[BEGIN]

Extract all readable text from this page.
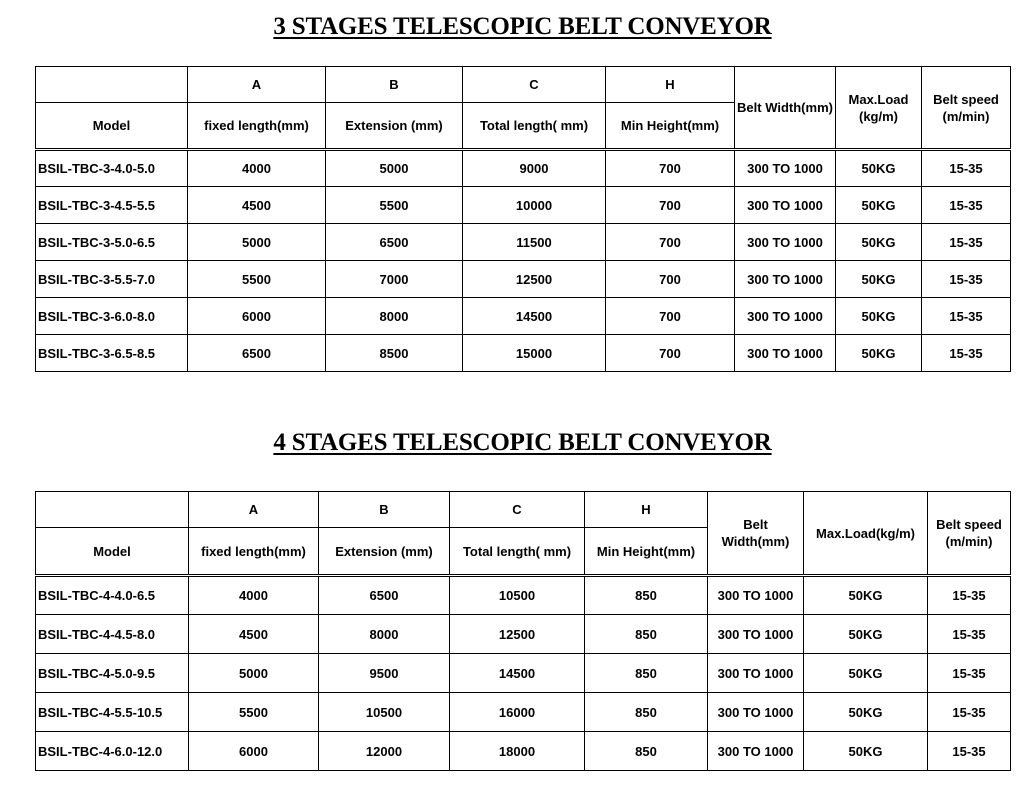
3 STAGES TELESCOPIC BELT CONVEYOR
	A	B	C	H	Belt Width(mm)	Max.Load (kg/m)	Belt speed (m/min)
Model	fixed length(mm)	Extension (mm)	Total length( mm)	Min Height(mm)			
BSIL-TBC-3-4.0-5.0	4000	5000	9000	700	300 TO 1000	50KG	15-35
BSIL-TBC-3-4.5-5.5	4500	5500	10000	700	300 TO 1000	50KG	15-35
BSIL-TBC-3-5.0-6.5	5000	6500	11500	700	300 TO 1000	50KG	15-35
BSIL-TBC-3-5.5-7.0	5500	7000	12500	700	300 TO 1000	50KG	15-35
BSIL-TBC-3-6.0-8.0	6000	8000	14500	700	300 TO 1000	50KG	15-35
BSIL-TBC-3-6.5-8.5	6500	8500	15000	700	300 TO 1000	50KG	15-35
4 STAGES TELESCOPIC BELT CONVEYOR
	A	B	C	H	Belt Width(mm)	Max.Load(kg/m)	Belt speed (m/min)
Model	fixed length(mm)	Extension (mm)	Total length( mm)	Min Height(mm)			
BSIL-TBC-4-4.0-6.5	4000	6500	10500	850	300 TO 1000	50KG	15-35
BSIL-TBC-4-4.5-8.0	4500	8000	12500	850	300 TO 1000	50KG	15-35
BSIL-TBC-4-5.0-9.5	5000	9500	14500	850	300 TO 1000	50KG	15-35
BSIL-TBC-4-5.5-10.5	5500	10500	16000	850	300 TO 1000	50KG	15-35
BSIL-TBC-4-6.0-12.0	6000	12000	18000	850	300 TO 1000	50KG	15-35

[END]
[BEGIN]

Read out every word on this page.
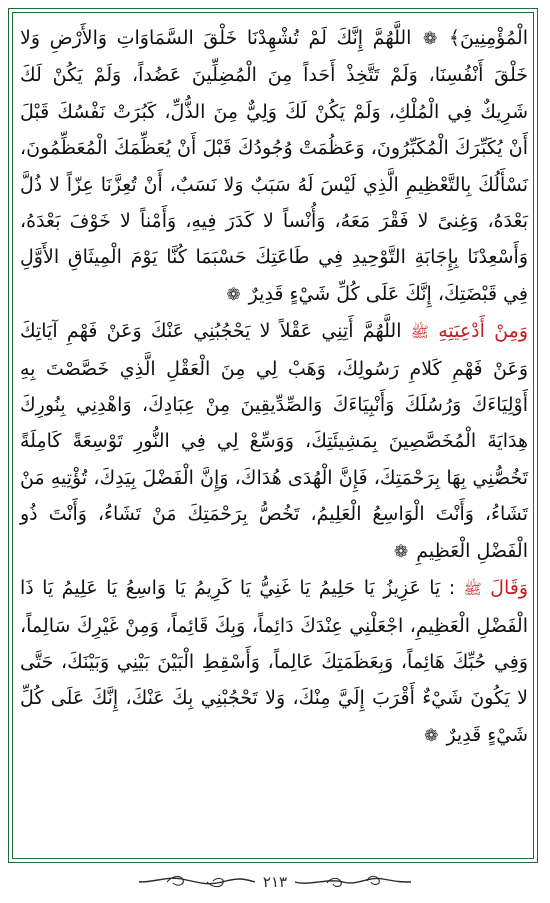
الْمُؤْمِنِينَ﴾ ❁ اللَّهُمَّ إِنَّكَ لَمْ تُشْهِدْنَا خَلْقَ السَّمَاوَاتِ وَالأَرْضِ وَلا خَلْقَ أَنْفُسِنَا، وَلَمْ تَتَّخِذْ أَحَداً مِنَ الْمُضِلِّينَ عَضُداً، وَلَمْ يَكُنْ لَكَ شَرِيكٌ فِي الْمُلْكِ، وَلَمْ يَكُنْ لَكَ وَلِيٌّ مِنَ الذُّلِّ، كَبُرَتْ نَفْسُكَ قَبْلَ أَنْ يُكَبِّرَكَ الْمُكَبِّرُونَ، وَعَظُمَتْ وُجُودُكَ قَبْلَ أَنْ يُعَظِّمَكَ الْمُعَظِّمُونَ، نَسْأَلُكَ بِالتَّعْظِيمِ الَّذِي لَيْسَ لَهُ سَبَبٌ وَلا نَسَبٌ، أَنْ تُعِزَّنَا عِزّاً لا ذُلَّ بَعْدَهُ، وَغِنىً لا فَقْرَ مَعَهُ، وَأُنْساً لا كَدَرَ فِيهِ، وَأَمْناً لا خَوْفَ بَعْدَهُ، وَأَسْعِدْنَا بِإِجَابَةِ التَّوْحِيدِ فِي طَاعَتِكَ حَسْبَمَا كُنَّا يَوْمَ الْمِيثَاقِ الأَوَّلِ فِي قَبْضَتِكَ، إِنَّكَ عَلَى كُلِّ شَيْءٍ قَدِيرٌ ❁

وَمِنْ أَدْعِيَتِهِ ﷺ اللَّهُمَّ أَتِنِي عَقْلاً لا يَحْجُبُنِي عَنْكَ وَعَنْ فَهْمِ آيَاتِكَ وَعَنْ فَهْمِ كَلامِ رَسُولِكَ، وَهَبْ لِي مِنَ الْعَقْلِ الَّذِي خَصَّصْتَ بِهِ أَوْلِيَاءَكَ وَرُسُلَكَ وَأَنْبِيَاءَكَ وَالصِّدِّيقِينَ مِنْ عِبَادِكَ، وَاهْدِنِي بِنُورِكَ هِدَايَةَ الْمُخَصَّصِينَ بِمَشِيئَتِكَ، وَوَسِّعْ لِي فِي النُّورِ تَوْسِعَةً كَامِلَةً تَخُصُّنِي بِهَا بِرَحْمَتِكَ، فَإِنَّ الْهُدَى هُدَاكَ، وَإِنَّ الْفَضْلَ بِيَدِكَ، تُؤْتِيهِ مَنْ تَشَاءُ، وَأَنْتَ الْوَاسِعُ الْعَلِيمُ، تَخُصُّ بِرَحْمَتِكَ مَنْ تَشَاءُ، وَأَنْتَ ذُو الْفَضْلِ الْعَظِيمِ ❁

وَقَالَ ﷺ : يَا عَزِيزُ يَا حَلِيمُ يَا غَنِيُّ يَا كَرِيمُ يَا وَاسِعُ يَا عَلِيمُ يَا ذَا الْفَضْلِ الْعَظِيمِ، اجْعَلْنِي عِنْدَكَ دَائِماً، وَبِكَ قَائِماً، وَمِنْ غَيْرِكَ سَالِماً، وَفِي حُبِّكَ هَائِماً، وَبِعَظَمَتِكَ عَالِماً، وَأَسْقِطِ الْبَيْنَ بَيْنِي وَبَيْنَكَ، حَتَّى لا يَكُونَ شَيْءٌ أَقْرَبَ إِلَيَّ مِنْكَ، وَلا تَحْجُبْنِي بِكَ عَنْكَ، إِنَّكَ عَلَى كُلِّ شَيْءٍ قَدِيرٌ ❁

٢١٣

[END]

> **Requirement**:
Among the entries above, how many lines include the word "speed"? Give the number with no comment.

> **The result**:
2